Short problem :: Leave out the pictures and repeat the rest of the material exactly.
----
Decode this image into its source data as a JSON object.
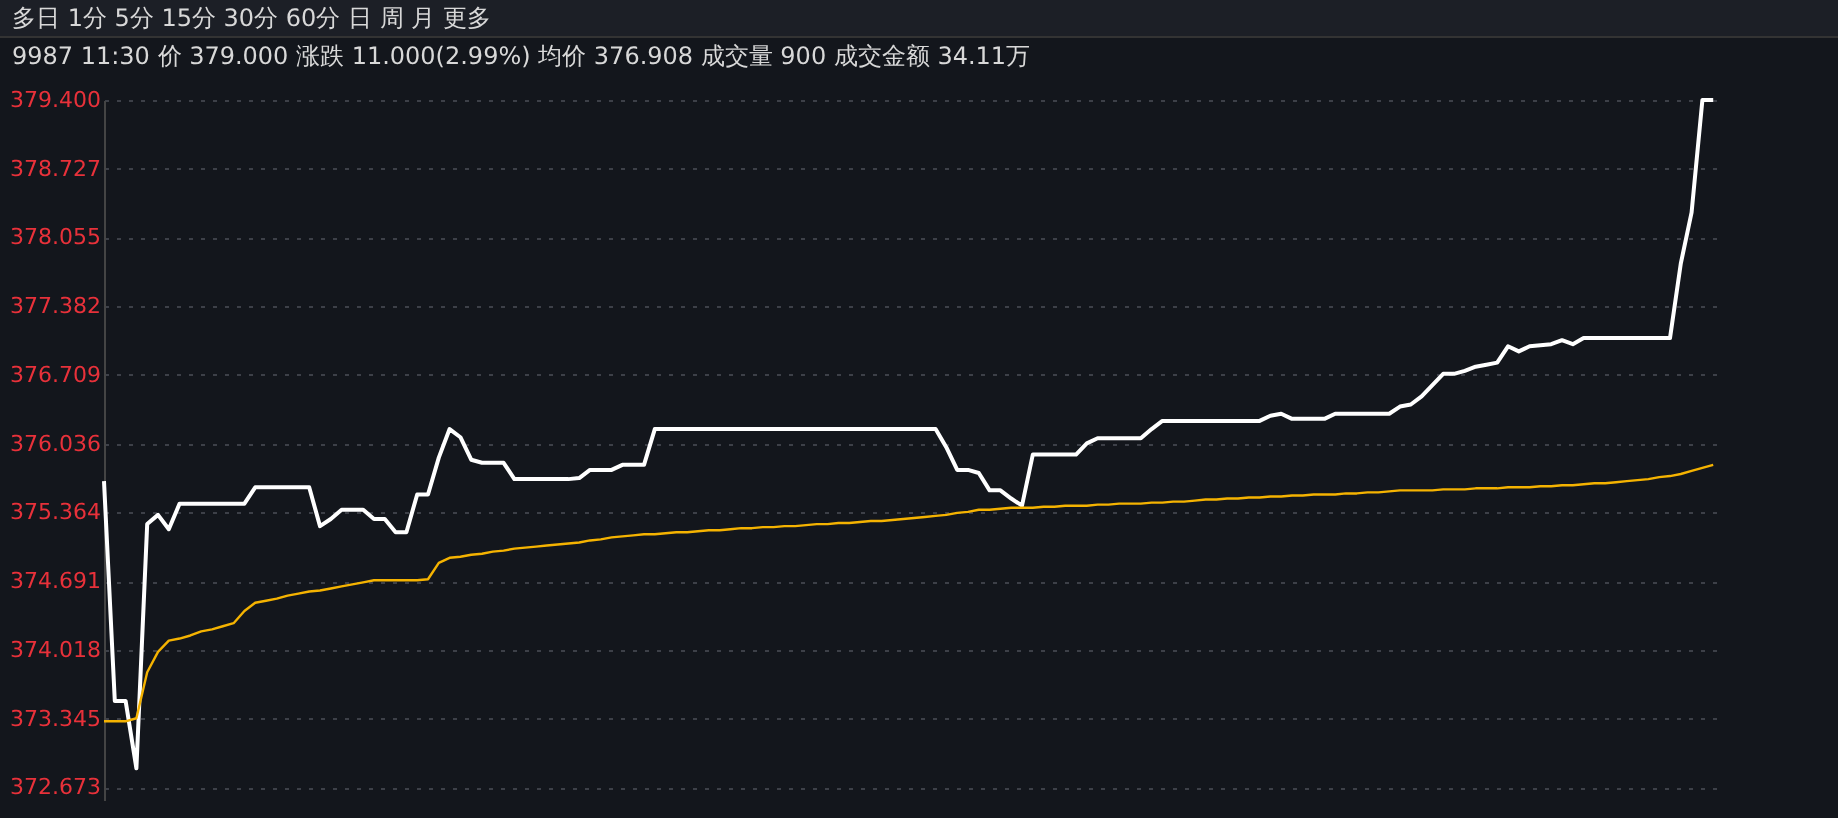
{
  "chart_data": {
    "type": "line",
    "annotations": [
      "多日 1分 5分 15分 30分 60分 日 周 月 更多",
      "9987 11:30 价 379.000 涨跌 11.000(2.99%) 均价 376.908 成交量 900 成交金额 34.11万"
    ],
    "categories": [
      null,
      null,
      null,
      null,
      null,
      null,
      null,
      null,
      null,
      null,
      null,
      null,
      null,
      null,
      null,
      null,
      null,
      null,
      null,
      null,
      null,
      null,
      null,
      null,
      null,
      null,
      null,
      null,
      null,
      null,
      null,
      null,
      null,
      null,
      null,
      null,
      null,
      null,
      null,
      null,
      null,
      null,
      null,
      null,
      null,
      null,
      null,
      null,
      null,
      null,
      null,
      null,
      null,
      null,
      null,
      null,
      null,
      null,
      null,
      null,
      null,
      null,
      null,
      null,
      null,
      null,
      null,
      null,
      null,
      null,
      null,
      null,
      null,
      null,
      null,
      null,
      null,
      null,
      null,
      null,
      null,
      null,
      null,
      null,
      null,
      null,
      null,
      null,
      null,
      null,
      null,
      null,
      null,
      null,
      null,
      null,
      null,
      null,
      null,
      null,
      null,
      null,
      null,
      null,
      null,
      null,
      null,
      null,
      null,
      null,
      null,
      null,
      null,
      null,
      null,
      null,
      null,
      null,
      null,
      null,
      null,
      null,
      null,
      null,
      null,
      null,
      null,
      null,
      null,
      null,
      null,
      null,
      null,
      null,
      null,
      null,
      null,
      null,
      null,
      null,
      null,
      null,
      null,
      null,
      null,
      null,
      null,
      null,
      null,
      null,
      null
    ],
    "series": [
      {
        "color": "#ffffff",
        "values": [
          375.67,
          373.52,
          373.52,
          372.86,
          375.25,
          375.34,
          375.2,
          375.45,
          375.45,
          375.45,
          375.45,
          375.45,
          375.45,
          375.45,
          375.61,
          375.61,
          375.61,
          375.61,
          375.61,
          375.61,
          375.23,
          375.3,
          375.39,
          375.39,
          375.39,
          375.3,
          375.3,
          375.17,
          375.17,
          375.54,
          375.54,
          375.9,
          376.18,
          376.1,
          375.88,
          375.85,
          375.85,
          375.85,
          375.69,
          375.69,
          375.69,
          375.69,
          375.69,
          375.69,
          375.7,
          375.78,
          375.78,
          375.78,
          375.83,
          375.83,
          375.83,
          376.18,
          376.18,
          376.18,
          376.18,
          376.18,
          376.18,
          376.18,
          376.18,
          376.18,
          376.18,
          376.18,
          376.18,
          376.18,
          376.18,
          376.18,
          376.18,
          376.18,
          376.18,
          376.18,
          376.18,
          376.18,
          376.18,
          376.18,
          376.18,
          376.18,
          376.18,
          376.18,
          376.0,
          375.78,
          375.78,
          375.75,
          375.58,
          375.58,
          375.5,
          375.43,
          375.93,
          375.93,
          375.93,
          375.93,
          375.93,
          376.04,
          376.09,
          376.09,
          376.09,
          376.09,
          376.09,
          376.18,
          376.26,
          376.26,
          376.26,
          376.26,
          376.26,
          376.26,
          376.26,
          376.26,
          376.26,
          376.26,
          376.31,
          376.33,
          376.28,
          376.28,
          376.28,
          376.28,
          376.33,
          376.33,
          376.33,
          376.33,
          376.33,
          376.33,
          376.4,
          376.42,
          376.5,
          376.61,
          376.72,
          376.72,
          376.75,
          376.79,
          376.81,
          376.83,
          376.99,
          376.94,
          376.99,
          377.0,
          377.01,
          377.05,
          377.01,
          377.07,
          377.07,
          377.07,
          377.07,
          377.07,
          377.07,
          377.07,
          377.07,
          377.07,
          377.8,
          378.3,
          379.4,
          379.4,
          null
        ]
      },
      {
        "color": "#f5b301",
        "values": [
          373.32,
          373.32,
          373.32,
          373.35,
          373.8,
          374.0,
          374.11,
          374.13,
          374.16,
          374.2,
          374.22,
          374.25,
          374.28,
          374.4,
          374.48,
          374.5,
          374.52,
          374.55,
          374.57,
          374.59,
          374.6,
          374.62,
          374.64,
          374.66,
          374.68,
          374.7,
          374.7,
          374.7,
          374.7,
          374.7,
          374.71,
          374.87,
          374.92,
          374.93,
          374.95,
          374.96,
          374.98,
          374.99,
          375.01,
          375.02,
          375.03,
          375.04,
          375.05,
          375.06,
          375.07,
          375.09,
          375.1,
          375.12,
          375.13,
          375.14,
          375.15,
          375.15,
          375.16,
          375.17,
          375.17,
          375.18,
          375.19,
          375.19,
          375.2,
          375.21,
          375.21,
          375.22,
          375.22,
          375.23,
          375.23,
          375.24,
          375.25,
          375.25,
          375.26,
          375.26,
          375.27,
          375.28,
          375.28,
          375.29,
          375.3,
          375.31,
          375.32,
          375.33,
          375.34,
          375.36,
          375.37,
          375.39,
          375.39,
          375.4,
          375.41,
          375.41,
          375.41,
          375.42,
          375.42,
          375.43,
          375.43,
          375.43,
          375.44,
          375.44,
          375.45,
          375.45,
          375.45,
          375.46,
          375.46,
          375.47,
          375.47,
          375.48,
          375.49,
          375.49,
          375.5,
          375.5,
          375.51,
          375.51,
          375.52,
          375.52,
          375.53,
          375.53,
          375.54,
          375.54,
          375.54,
          375.55,
          375.55,
          375.56,
          375.56,
          375.57,
          375.58,
          375.58,
          375.58,
          375.58,
          375.59,
          375.59,
          375.59,
          375.6,
          375.6,
          375.6,
          375.61,
          375.61,
          375.61,
          375.62,
          375.62,
          375.63,
          375.63,
          375.64,
          375.65,
          375.65,
          375.66,
          375.67,
          375.68,
          375.69,
          375.71,
          375.72,
          375.74,
          375.77,
          375.8,
          375.83,
          null
        ]
      }
    ],
    "ylim": [
      372.55,
      379.4
    ],
    "yticks": [
      {
        "value": 379.4,
        "label": "379.400"
      },
      {
        "value": 378.727,
        "label": "378.727"
      },
      {
        "value": 378.055,
        "label": "378.055"
      },
      {
        "value": 377.382,
        "label": "377.382"
      },
      {
        "value": 376.709,
        "label": "376.709"
      },
      {
        "value": 376.036,
        "label": "376.036"
      },
      {
        "value": 375.364,
        "label": "375.364"
      },
      {
        "value": 374.691,
        "label": "374.691"
      },
      {
        "value": 374.018,
        "label": "374.018"
      },
      {
        "value": 373.345,
        "label": "373.345"
      },
      {
        "value": 372.673,
        "label": "372.673"
      }
    ],
    "grid": "y",
    "tick_labels": "y"
  }
}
----
Complete output ::
Decode this image into its source data as a JSON object.
{
  "chart_data": {
    "type": "line",
    "annotations": [
      "多日 1分 5分 15分 30分 60分 日 周 月 更多",
      "9987 11:30 价 379.000 涨跌 11.000(2.99%) 均价 376.908 成交量 900 成交金额 34.11万"
    ],
    "categories": [
      null,
      null,
      null,
      null,
      null,
      null,
      null,
      null,
      null,
      null,
      null,
      null,
      null,
      null,
      null,
      null,
      null,
      null,
      null,
      null,
      null,
      null,
      null,
      null,
      null,
      null,
      null,
      null,
      null,
      null,
      null,
      null,
      null,
      null,
      null,
      null,
      null,
      null,
      null,
      null,
      null,
      null,
      null,
      null,
      null,
      null,
      null,
      null,
      null,
      null,
      null,
      null,
      null,
      null,
      null,
      null,
      null,
      null,
      null,
      null,
      null,
      null,
      null,
      null,
      null,
      null,
      null,
      null,
      null,
      null,
      null,
      null,
      null,
      null,
      null,
      null,
      null,
      null,
      null,
      null,
      null,
      null,
      null,
      null,
      null,
      null,
      null,
      null,
      null,
      null,
      null,
      null,
      null,
      null,
      null,
      null,
      null,
      null,
      null,
      null,
      null,
      null,
      null,
      null,
      null,
      null,
      null,
      null,
      null,
      null,
      null,
      null,
      null,
      null,
      null,
      null,
      null,
      null,
      null,
      null,
      null,
      null,
      null,
      null,
      null,
      null,
      null,
      null,
      null,
      null,
      null,
      null,
      null,
      null,
      null,
      null,
      null,
      null,
      null,
      null,
      null,
      null,
      null,
      null,
      null,
      null,
      null,
      null,
      null,
      null,
      null
    ],
    "series": [
      {
        "color": "#ffffff",
        "values": [
          375.67,
          373.52,
          373.52,
          372.86,
          375.25,
          375.34,
          375.2,
          375.45,
          375.45,
          375.45,
          375.45,
          375.45,
          375.45,
          375.45,
          375.61,
          375.61,
          375.61,
          375.61,
          375.61,
          375.61,
          375.23,
          375.3,
          375.39,
          375.39,
          375.39,
          375.3,
          375.3,
          375.17,
          375.17,
          375.54,
          375.54,
          375.9,
          376.18,
          376.1,
          375.88,
          375.85,
          375.85,
          375.85,
          375.69,
          375.69,
          375.69,
          375.69,
          375.69,
          375.69,
          375.7,
          375.78,
          375.78,
          375.78,
          375.83,
          375.83,
          375.83,
          376.18,
          376.18,
          376.18,
          376.18,
          376.18,
          376.18,
          376.18,
          376.18,
          376.18,
          376.18,
          376.18,
          376.18,
          376.18,
          376.18,
          376.18,
          376.18,
          376.18,
          376.18,
          376.18,
          376.18,
          376.18,
          376.18,
          376.18,
          376.18,
          376.18,
          376.18,
          376.18,
          376.0,
          375.78,
          375.78,
          375.75,
          375.58,
          375.58,
          375.5,
          375.43,
          375.93,
          375.93,
          375.93,
          375.93,
          375.93,
          376.04,
          376.09,
          376.09,
          376.09,
          376.09,
          376.09,
          376.18,
          376.26,
          376.26,
          376.26,
          376.26,
          376.26,
          376.26,
          376.26,
          376.26,
          376.26,
          376.26,
          376.31,
          376.33,
          376.28,
          376.28,
          376.28,
          376.28,
          376.33,
          376.33,
          376.33,
          376.33,
          376.33,
          376.33,
          376.4,
          376.42,
          376.5,
          376.61,
          376.72,
          376.72,
          376.75,
          376.79,
          376.81,
          376.83,
          376.99,
          376.94,
          376.99,
          377.0,
          377.01,
          377.05,
          377.01,
          377.07,
          377.07,
          377.07,
          377.07,
          377.07,
          377.07,
          377.07,
          377.07,
          377.07,
          377.8,
          378.3,
          379.4,
          379.4,
          null
        ]
      },
      {
        "color": "#f5b301",
        "values": [
          373.32,
          373.32,
          373.32,
          373.35,
          373.8,
          374.0,
          374.11,
          374.13,
          374.16,
          374.2,
          374.22,
          374.25,
          374.28,
          374.4,
          374.48,
          374.5,
          374.52,
          374.55,
          374.57,
          374.59,
          374.6,
          374.62,
          374.64,
          374.66,
          374.68,
          374.7,
          374.7,
          374.7,
          374.7,
          374.7,
          374.71,
          374.87,
          374.92,
          374.93,
          374.95,
          374.96,
          374.98,
          374.99,
          375.01,
          375.02,
          375.03,
          375.04,
          375.05,
          375.06,
          375.07,
          375.09,
          375.1,
          375.12,
          375.13,
          375.14,
          375.15,
          375.15,
          375.16,
          375.17,
          375.17,
          375.18,
          375.19,
          375.19,
          375.2,
          375.21,
          375.21,
          375.22,
          375.22,
          375.23,
          375.23,
          375.24,
          375.25,
          375.25,
          375.26,
          375.26,
          375.27,
          375.28,
          375.28,
          375.29,
          375.3,
          375.31,
          375.32,
          375.33,
          375.34,
          375.36,
          375.37,
          375.39,
          375.39,
          375.4,
          375.41,
          375.41,
          375.41,
          375.42,
          375.42,
          375.43,
          375.43,
          375.43,
          375.44,
          375.44,
          375.45,
          375.45,
          375.45,
          375.46,
          375.46,
          375.47,
          375.47,
          375.48,
          375.49,
          375.49,
          375.5,
          375.5,
          375.51,
          375.51,
          375.52,
          375.52,
          375.53,
          375.53,
          375.54,
          375.54,
          375.54,
          375.55,
          375.55,
          375.56,
          375.56,
          375.57,
          375.58,
          375.58,
          375.58,
          375.58,
          375.59,
          375.59,
          375.59,
          375.6,
          375.6,
          375.6,
          375.61,
          375.61,
          375.61,
          375.62,
          375.62,
          375.63,
          375.63,
          375.64,
          375.65,
          375.65,
          375.66,
          375.67,
          375.68,
          375.69,
          375.71,
          375.72,
          375.74,
          375.77,
          375.8,
          375.83,
          null
        ]
      }
    ],
    "ylim": [
      372.55,
      379.4
    ],
    "yticks": [
      {
        "value": 379.4,
        "label": "379.400"
      },
      {
        "value": 378.727,
        "label": "378.727"
      },
      {
        "value": 378.055,
        "label": "378.055"
      },
      {
        "value": 377.382,
        "label": "377.382"
      },
      {
        "value": 376.709,
        "label": "376.709"
      },
      {
        "value": 376.036,
        "label": "376.036"
      },
      {
        "value": 375.364,
        "label": "375.364"
      },
      {
        "value": 374.691,
        "label": "374.691"
      },
      {
        "value": 374.018,
        "label": "374.018"
      },
      {
        "value": 373.345,
        "label": "373.345"
      },
      {
        "value": 372.673,
        "label": "372.673"
      }
    ],
    "grid": "y",
    "tick_labels": "y"
  }
}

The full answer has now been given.